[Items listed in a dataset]
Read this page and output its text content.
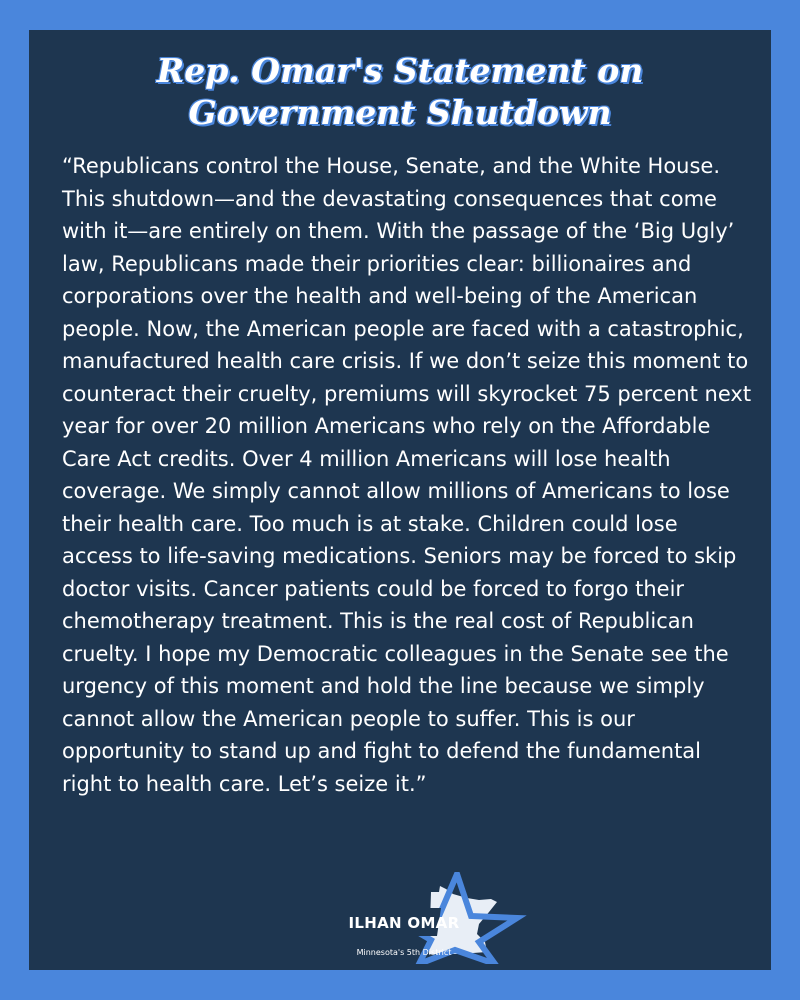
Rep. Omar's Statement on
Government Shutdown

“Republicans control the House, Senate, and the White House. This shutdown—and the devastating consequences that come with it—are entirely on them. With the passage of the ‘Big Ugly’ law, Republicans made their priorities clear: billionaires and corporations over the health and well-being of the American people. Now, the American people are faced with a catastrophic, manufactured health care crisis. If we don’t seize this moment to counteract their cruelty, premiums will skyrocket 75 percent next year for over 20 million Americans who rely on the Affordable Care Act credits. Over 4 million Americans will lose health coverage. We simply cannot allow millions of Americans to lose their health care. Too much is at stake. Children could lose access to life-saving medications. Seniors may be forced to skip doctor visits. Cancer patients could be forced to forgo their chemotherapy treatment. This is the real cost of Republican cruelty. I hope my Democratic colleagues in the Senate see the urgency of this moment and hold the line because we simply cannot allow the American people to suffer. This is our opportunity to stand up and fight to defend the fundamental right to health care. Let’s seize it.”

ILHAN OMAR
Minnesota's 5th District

▶ _Exercise_
In the entries above, find each line that includes the string "this" and copy it.

▶ _Task answer_
Read this page and output its text content.
“Republicans control the House, Senate, and the White House. This shutdown—and the devastating consequences that come with it—are entirely on them. With the passage of the ‘Big Ugly’ law, Republicans made their priorities clear: billionaires and corporations over the health and well-being of the American people. Now, the American people are faced with a catastrophic, manufactured health care crisis. If we don’t seize this moment to counteract their cruelty, premiums will skyrocket 75 percent next year for over 20 million Americans who rely on the Affordable Care Act credits. Over 4 million Americans will lose health coverage. We simply cannot allow millions of Americans to lose their health care. Too much is at stake. Children could lose access to life-saving medications. Seniors may be forced to skip doctor visits. Cancer patients could be forced to forgo their chemotherapy treatment. This is the real cost of Republican cruelty. I hope my Democratic colleagues in the Senate see the urgency of this moment and hold the line because we simply cannot allow the American people to suffer. This is our opportunity to stand up and fight to defend the fundamental right to health care. Let’s seize it.”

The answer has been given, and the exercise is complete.